Stated problem: What is the number of lines holding the word "name"? Give that number alone.

Exercise input:
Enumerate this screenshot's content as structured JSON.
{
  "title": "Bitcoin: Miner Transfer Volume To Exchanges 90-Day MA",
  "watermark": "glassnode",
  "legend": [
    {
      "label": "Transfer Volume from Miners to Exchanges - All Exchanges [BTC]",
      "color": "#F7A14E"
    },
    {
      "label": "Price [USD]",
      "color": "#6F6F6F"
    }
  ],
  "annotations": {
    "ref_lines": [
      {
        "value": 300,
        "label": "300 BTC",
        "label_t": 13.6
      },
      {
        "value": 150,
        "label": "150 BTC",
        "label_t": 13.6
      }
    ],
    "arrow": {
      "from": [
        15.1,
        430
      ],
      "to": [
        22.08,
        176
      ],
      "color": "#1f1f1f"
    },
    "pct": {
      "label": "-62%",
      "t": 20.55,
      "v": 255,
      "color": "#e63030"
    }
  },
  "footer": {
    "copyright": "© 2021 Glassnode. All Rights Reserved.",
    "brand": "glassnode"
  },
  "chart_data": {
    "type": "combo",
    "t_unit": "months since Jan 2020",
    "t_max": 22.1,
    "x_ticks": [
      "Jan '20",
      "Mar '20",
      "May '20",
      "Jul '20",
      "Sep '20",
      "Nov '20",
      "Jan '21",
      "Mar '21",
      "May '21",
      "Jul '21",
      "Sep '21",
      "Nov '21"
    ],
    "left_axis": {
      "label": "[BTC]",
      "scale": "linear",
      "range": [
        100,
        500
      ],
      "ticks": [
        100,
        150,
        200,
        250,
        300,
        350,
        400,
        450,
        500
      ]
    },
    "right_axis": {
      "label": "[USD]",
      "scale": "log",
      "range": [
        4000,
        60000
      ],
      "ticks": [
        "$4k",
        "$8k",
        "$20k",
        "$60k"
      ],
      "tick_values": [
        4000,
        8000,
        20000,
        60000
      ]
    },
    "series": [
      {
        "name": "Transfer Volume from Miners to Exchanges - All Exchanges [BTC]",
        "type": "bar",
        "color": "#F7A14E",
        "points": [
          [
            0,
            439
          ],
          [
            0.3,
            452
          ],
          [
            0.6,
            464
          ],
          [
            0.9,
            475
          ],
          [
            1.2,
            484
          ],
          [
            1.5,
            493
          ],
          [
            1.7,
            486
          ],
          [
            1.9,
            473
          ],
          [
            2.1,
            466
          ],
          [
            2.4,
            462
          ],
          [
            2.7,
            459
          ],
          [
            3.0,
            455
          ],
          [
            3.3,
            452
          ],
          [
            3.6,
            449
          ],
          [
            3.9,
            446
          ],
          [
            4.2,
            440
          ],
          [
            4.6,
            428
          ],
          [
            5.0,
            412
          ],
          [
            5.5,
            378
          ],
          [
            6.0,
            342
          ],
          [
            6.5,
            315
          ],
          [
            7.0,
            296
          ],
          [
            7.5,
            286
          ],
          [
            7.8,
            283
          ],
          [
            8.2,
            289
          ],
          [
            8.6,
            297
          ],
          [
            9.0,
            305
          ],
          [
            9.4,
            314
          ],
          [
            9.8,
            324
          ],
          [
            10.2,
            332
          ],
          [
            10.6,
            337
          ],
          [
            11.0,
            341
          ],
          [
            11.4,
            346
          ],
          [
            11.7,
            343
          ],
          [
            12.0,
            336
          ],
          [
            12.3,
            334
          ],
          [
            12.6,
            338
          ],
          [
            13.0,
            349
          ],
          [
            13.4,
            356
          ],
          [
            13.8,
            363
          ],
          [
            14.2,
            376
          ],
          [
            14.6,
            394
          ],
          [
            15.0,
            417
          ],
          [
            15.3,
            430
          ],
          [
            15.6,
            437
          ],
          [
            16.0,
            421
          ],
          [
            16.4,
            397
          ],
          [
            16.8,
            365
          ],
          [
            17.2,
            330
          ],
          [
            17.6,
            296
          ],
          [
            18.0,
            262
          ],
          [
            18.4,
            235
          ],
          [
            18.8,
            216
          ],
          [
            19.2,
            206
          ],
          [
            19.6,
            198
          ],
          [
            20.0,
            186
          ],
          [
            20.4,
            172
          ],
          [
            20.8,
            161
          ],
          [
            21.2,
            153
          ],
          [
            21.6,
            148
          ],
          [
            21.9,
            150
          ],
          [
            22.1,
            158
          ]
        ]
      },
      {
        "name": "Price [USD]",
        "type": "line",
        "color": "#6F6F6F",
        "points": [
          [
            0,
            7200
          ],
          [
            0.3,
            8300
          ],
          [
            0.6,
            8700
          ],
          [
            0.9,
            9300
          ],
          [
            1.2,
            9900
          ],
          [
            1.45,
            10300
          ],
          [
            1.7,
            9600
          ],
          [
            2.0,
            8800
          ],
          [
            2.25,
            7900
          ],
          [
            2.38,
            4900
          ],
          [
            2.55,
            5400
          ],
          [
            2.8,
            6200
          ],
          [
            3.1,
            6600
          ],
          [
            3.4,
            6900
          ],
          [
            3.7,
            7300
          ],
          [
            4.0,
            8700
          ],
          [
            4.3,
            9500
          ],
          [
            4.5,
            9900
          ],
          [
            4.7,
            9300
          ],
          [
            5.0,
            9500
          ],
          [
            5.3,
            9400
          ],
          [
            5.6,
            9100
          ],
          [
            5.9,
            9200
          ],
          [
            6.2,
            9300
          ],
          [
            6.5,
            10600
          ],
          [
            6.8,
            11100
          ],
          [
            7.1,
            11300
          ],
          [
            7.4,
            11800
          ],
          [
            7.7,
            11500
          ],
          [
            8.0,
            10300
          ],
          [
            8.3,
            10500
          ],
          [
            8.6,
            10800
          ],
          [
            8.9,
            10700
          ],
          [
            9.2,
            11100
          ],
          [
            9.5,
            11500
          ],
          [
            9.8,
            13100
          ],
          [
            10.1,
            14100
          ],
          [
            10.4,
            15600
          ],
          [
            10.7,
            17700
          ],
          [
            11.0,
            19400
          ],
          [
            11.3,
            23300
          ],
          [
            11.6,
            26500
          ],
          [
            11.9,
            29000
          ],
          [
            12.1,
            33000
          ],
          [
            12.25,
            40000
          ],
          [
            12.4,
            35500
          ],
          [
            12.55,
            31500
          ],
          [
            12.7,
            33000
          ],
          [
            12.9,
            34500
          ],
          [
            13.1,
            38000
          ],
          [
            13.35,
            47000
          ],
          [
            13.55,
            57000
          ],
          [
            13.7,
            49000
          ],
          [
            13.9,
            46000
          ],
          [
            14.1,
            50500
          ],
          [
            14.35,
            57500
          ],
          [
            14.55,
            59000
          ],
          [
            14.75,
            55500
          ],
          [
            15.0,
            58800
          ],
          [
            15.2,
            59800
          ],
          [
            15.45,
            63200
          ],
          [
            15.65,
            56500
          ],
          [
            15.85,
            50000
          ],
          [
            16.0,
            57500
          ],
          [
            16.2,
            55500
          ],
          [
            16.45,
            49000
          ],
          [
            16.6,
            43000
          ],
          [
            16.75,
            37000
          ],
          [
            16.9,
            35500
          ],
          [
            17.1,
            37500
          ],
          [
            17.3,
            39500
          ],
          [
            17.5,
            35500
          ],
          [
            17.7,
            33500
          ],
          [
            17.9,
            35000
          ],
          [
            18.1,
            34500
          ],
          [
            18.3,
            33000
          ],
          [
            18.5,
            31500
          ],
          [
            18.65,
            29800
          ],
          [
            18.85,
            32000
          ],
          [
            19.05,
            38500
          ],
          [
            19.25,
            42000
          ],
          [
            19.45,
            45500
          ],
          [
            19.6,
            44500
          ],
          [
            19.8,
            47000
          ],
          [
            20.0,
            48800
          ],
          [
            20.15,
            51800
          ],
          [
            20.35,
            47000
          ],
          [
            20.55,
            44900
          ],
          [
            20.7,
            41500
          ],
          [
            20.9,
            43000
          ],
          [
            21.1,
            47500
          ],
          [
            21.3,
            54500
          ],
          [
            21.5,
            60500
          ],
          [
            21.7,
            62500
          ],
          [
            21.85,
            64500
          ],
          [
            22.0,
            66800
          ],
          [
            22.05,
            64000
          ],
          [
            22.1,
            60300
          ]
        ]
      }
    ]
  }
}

Output: 2